• _Written instruction_
Identify each line in the records below that contains the word "aaaaee", and copy it.

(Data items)
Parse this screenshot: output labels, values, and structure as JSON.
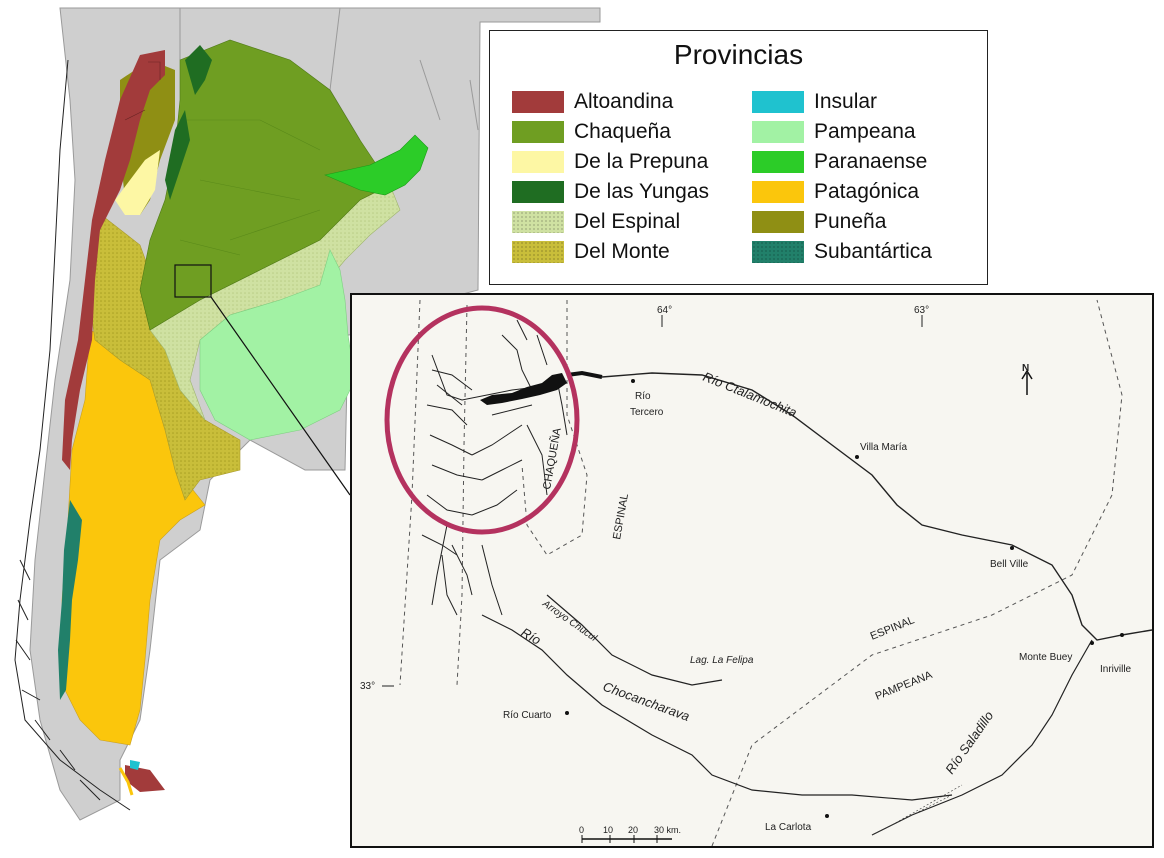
{
  "legend": {
    "title": "Provincias",
    "items": [
      {
        "label": "Altoandina",
        "color": "#a23b3b",
        "pattern": "solid"
      },
      {
        "label": "Chaqueña",
        "color": "#6f9e22",
        "pattern": "solid"
      },
      {
        "label": "De la Prepuna",
        "color": "#fdf7a4",
        "pattern": "solid"
      },
      {
        "label": "De las Yungas",
        "color": "#1f6d22",
        "pattern": "solid"
      },
      {
        "label": "Del Espinal",
        "color": "#cfe1a2",
        "pattern": "dotted"
      },
      {
        "label": "Del Monte",
        "color": "#c9be3a",
        "pattern": "dotted"
      },
      {
        "label": "Insular",
        "color": "#1fc2cf",
        "pattern": "solid"
      },
      {
        "label": "Pampeana",
        "color": "#a2f2a4",
        "pattern": "solid"
      },
      {
        "label": "Paranaense",
        "color": "#2ccc28",
        "pattern": "solid"
      },
      {
        "label": "Patagónica",
        "color": "#fbc60c",
        "pattern": "solid"
      },
      {
        "label": "Puneña",
        "color": "#8f8f14",
        "pattern": "solid"
      },
      {
        "label": "Subantártica",
        "color": "#21806a",
        "pattern": "dotted"
      }
    ]
  },
  "inset": {
    "longitude_labels": [
      "64°",
      "63°"
    ],
    "latitude_label": "33°",
    "north_label": "N",
    "region_labels": {
      "chaquena": "CHAQUEÑA",
      "espinal_upper": "ESPINAL",
      "espinal_lower": "ESPINAL",
      "pampeana": "PAMPEANA"
    },
    "rivers": {
      "ctalamochita": "Río Ctalamochita",
      "arroyo_chucul": "Arroyo Chucul",
      "rio": "Río",
      "chocancharava": "Chocancharava",
      "saladillo": "Río Saladillo"
    },
    "places": {
      "rio_tercero_1": "Río",
      "rio_tercero_2": "Tercero",
      "villa_maria": "Villa María",
      "bell_ville": "Bell Ville",
      "monte_buey": "Monte Buey",
      "inriville": "Inriville",
      "rio_cuarto": "Río Cuarto",
      "la_carlota": "La Carlota",
      "lag_la_felipa": "Lag. La Felipa"
    },
    "scale_labels": [
      "0",
      "10",
      "20",
      "30 km."
    ]
  },
  "colors": {
    "highlight_circle": "#b4325f",
    "neighbors": "#cfcfcf"
  }
}
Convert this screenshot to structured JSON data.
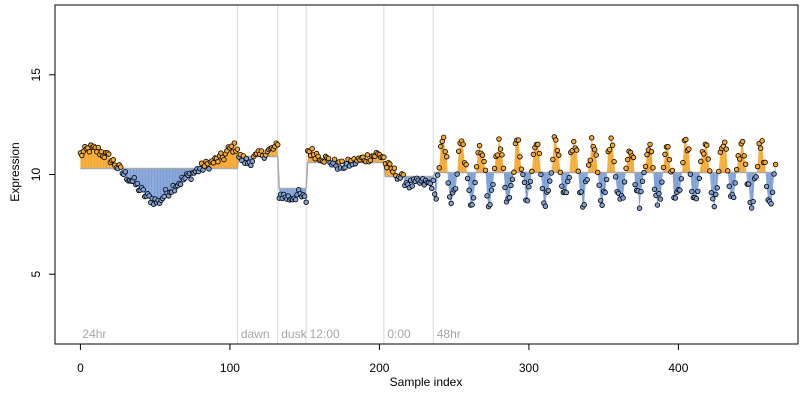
{
  "chart_data": {
    "type": "line",
    "title": "",
    "xlabel": "Sample index",
    "ylabel": "Expression",
    "xlim": [
      -17,
      480
    ],
    "ylim": [
      1.5,
      18.5
    ],
    "x_ticks": [
      0,
      100,
      200,
      300,
      400
    ],
    "y_ticks": [
      5,
      10,
      15
    ],
    "grid": false,
    "markers": "circle",
    "colors": {
      "above_fill": "#f5a830",
      "below_fill": "#7d9fd6",
      "baseline_line": "#a9a9a9",
      "marker_edge": "#000000",
      "separator": "#d9d9d9",
      "period_label": "#a6a6a6"
    },
    "periods": [
      {
        "label": "24hr",
        "x": 0
      },
      {
        "label": "dawn",
        "x": 106
      },
      {
        "label": "dusk",
        "x": 133
      },
      {
        "label": "12:00",
        "x": 152
      },
      {
        "label": "0:00",
        "x": 204
      },
      {
        "label": "48hr",
        "x": 237
      }
    ],
    "separators": [
      105,
      132,
      151,
      203,
      236
    ],
    "segments": [
      {
        "start": 0,
        "end": 105,
        "baseline": 10.3,
        "knots": [
          [
            0,
            11.0
          ],
          [
            6,
            11.3
          ],
          [
            12,
            11.2
          ],
          [
            20,
            10.8
          ],
          [
            28,
            10.1
          ],
          [
            36,
            9.6
          ],
          [
            44,
            8.9
          ],
          [
            52,
            8.6
          ],
          [
            58,
            9.1
          ],
          [
            64,
            9.5
          ],
          [
            72,
            9.9
          ],
          [
            80,
            10.3
          ],
          [
            88,
            10.6
          ],
          [
            96,
            10.9
          ],
          [
            100,
            11.3
          ],
          [
            105,
            11.4
          ]
        ]
      },
      {
        "start": 106,
        "end": 132,
        "baseline": 10.9,
        "knots": [
          [
            106,
            10.9
          ],
          [
            112,
            10.6
          ],
          [
            118,
            10.9
          ],
          [
            124,
            11.1
          ],
          [
            132,
            11.4
          ]
        ]
      },
      {
        "start": 133,
        "end": 151,
        "baseline": 9.3,
        "knots": [
          [
            133,
            9.0
          ],
          [
            140,
            8.8
          ],
          [
            146,
            9.0
          ],
          [
            151,
            8.7
          ]
        ]
      },
      {
        "start": 152,
        "end": 203,
        "baseline": 10.6,
        "knots": [
          [
            152,
            11.2
          ],
          [
            158,
            11.0
          ],
          [
            166,
            10.7
          ],
          [
            174,
            10.4
          ],
          [
            182,
            10.6
          ],
          [
            190,
            10.8
          ],
          [
            198,
            11.0
          ],
          [
            203,
            10.9
          ]
        ]
      },
      {
        "start": 204,
        "end": 236,
        "baseline": 9.9,
        "knots": [
          [
            204,
            10.5
          ],
          [
            212,
            10.0
          ],
          [
            220,
            9.5
          ],
          [
            228,
            9.6
          ],
          [
            236,
            9.5
          ]
        ]
      },
      {
        "start": 237,
        "end": 465,
        "baseline": 10.1,
        "oscillation": {
          "period": 12.5,
          "amplitude": 1.4,
          "phase": -1.2,
          "noise": 0.45
        }
      }
    ]
  }
}
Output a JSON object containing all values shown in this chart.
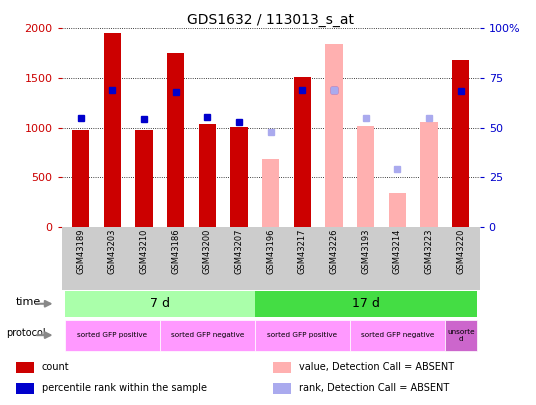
{
  "title": "GDS1632 / 113013_s_at",
  "samples": [
    "GSM43189",
    "GSM43203",
    "GSM43210",
    "GSM43186",
    "GSM43200",
    "GSM43207",
    "GSM43196",
    "GSM43217",
    "GSM43226",
    "GSM43193",
    "GSM43214",
    "GSM43223",
    "GSM43220"
  ],
  "count_values": [
    980,
    1950,
    980,
    1750,
    1040,
    1010,
    null,
    1510,
    null,
    null,
    null,
    null,
    1680
  ],
  "rank_values": [
    55,
    69,
    54.5,
    68,
    55.5,
    53,
    null,
    69,
    69,
    null,
    null,
    null,
    68.5
  ],
  "absent_count_values": [
    null,
    null,
    null,
    null,
    null,
    null,
    680,
    null,
    1840,
    1020,
    340,
    1060,
    null
  ],
  "absent_rank_values": [
    null,
    null,
    null,
    null,
    null,
    null,
    48,
    null,
    69,
    55,
    29,
    55,
    null
  ],
  "ylim_left": [
    0,
    2000
  ],
  "ylim_right": [
    0,
    100
  ],
  "left_ticks": [
    0,
    500,
    1000,
    1500,
    2000
  ],
  "right_ticks": [
    0,
    25,
    50,
    75,
    100
  ],
  "bar_color_present": "#cc0000",
  "bar_color_absent": "#ffb0b0",
  "rank_color_present": "#0000cc",
  "rank_color_absent": "#aaaaee",
  "bg_color": "#ffffff",
  "left_tick_color": "#cc0000",
  "right_tick_color": "#0000cc",
  "time_ranges": [
    [
      0,
      6,
      "7 d",
      "#aaffaa"
    ],
    [
      6,
      13,
      "17 d",
      "#44dd44"
    ]
  ],
  "proto_ranges": [
    [
      0,
      3,
      "sorted GFP positive",
      "#ff99ff"
    ],
    [
      3,
      6,
      "sorted GFP negative",
      "#ff99ff"
    ],
    [
      6,
      9,
      "sorted GFP positive",
      "#ff99ff"
    ],
    [
      9,
      12,
      "sorted GFP negative",
      "#ff99ff"
    ],
    [
      12,
      13,
      "unsorte\nd",
      "#cc66cc"
    ]
  ],
  "legend_items": [
    {
      "label": "count",
      "color": "#cc0000"
    },
    {
      "label": "percentile rank within the sample",
      "color": "#0000cc"
    },
    {
      "label": "value, Detection Call = ABSENT",
      "color": "#ffb0b0"
    },
    {
      "label": "rank, Detection Call = ABSENT",
      "color": "#aaaaee"
    }
  ]
}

• _Result below_
  "rank_color_absent": "#aaaaee",
      "color": "#aaaaee"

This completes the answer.